* WHAT IS REQUIRED *
Reproduce the rows below word for word, starting at the first row and ending at the row that contains "print-spooled-first-label: Print spooled".

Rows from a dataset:

========================================

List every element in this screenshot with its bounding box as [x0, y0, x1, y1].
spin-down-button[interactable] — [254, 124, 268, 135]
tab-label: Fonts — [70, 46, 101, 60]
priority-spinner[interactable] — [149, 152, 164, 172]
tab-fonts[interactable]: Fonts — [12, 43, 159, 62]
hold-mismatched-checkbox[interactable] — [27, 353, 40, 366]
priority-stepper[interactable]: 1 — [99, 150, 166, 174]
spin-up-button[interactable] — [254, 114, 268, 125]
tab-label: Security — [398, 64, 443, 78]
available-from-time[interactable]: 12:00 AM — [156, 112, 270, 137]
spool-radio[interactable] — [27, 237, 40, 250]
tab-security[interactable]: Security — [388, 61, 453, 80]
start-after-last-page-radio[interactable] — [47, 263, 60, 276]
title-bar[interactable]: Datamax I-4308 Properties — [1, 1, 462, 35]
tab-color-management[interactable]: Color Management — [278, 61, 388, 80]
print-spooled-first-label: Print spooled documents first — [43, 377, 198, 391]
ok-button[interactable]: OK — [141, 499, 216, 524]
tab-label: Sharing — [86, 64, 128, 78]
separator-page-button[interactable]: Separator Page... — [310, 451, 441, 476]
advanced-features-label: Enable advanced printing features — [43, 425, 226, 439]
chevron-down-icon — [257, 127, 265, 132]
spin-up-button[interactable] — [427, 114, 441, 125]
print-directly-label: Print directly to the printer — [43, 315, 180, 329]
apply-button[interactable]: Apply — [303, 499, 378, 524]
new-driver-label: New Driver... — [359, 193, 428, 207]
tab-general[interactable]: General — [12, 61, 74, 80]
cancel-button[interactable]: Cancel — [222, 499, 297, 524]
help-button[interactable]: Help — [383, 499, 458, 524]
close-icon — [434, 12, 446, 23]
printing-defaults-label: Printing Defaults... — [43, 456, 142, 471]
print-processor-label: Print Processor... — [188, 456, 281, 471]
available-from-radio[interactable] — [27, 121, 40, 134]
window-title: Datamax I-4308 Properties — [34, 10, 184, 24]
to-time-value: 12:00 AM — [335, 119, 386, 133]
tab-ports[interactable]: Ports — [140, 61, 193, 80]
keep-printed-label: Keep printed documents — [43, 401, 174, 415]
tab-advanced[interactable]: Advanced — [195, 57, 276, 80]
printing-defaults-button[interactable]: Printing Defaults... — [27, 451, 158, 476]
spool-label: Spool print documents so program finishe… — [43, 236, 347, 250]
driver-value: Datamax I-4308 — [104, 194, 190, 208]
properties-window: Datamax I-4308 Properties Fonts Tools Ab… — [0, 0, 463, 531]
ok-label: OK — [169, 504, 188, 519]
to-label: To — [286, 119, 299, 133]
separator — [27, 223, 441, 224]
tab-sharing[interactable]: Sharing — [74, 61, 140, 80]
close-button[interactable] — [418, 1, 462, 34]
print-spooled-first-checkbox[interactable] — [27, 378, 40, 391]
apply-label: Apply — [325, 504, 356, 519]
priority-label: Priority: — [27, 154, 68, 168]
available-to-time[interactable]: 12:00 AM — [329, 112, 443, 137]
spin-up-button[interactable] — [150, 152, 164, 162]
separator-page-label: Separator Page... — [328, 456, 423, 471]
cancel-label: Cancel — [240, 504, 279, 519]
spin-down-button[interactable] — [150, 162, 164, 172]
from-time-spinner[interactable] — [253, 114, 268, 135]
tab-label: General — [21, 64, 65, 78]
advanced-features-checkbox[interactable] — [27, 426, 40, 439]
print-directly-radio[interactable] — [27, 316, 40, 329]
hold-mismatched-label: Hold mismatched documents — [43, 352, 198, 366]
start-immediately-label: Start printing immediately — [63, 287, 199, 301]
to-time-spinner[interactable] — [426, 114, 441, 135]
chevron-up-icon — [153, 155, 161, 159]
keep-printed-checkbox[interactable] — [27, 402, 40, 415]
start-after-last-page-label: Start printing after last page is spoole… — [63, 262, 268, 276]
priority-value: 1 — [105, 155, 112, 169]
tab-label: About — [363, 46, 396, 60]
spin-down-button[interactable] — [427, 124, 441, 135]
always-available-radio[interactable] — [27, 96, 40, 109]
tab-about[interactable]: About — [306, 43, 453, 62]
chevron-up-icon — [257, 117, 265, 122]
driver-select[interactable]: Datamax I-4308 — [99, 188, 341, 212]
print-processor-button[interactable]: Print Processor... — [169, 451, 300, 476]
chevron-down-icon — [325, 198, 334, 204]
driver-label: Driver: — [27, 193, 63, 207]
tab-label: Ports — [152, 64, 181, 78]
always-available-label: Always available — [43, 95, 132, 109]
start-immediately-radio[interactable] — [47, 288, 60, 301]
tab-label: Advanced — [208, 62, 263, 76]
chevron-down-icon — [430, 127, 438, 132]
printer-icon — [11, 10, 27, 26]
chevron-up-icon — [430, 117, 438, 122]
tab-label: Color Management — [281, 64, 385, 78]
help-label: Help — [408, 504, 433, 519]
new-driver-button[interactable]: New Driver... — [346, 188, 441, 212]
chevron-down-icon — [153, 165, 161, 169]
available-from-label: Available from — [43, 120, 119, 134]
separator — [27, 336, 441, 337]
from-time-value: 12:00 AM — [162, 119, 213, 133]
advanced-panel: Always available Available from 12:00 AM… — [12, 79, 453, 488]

========================================

* FULL ANSWER *
List every element in this screenshot with its bounding box as [x0, y0, x1, y1].
spin-down-button[interactable] — [254, 124, 268, 135]
tab-label: Fonts — [70, 46, 101, 60]
priority-spinner[interactable] — [149, 152, 164, 172]
tab-fonts[interactable]: Fonts — [12, 43, 159, 62]
hold-mismatched-checkbox[interactable] — [27, 353, 40, 366]
priority-stepper[interactable]: 1 — [99, 150, 166, 174]
spin-up-button[interactable] — [254, 114, 268, 125]
tab-label: Security — [398, 64, 443, 78]
available-from-time[interactable]: 12:00 AM — [156, 112, 270, 137]
spool-radio[interactable] — [27, 237, 40, 250]
tab-security[interactable]: Security — [388, 61, 453, 80]
start-after-last-page-radio[interactable] — [47, 263, 60, 276]
title-bar[interactable]: Datamax I-4308 Properties — [1, 1, 462, 35]
tab-color-management[interactable]: Color Management — [278, 61, 388, 80]
print-spooled-first-label: Print spooled documents first — [43, 377, 198, 391]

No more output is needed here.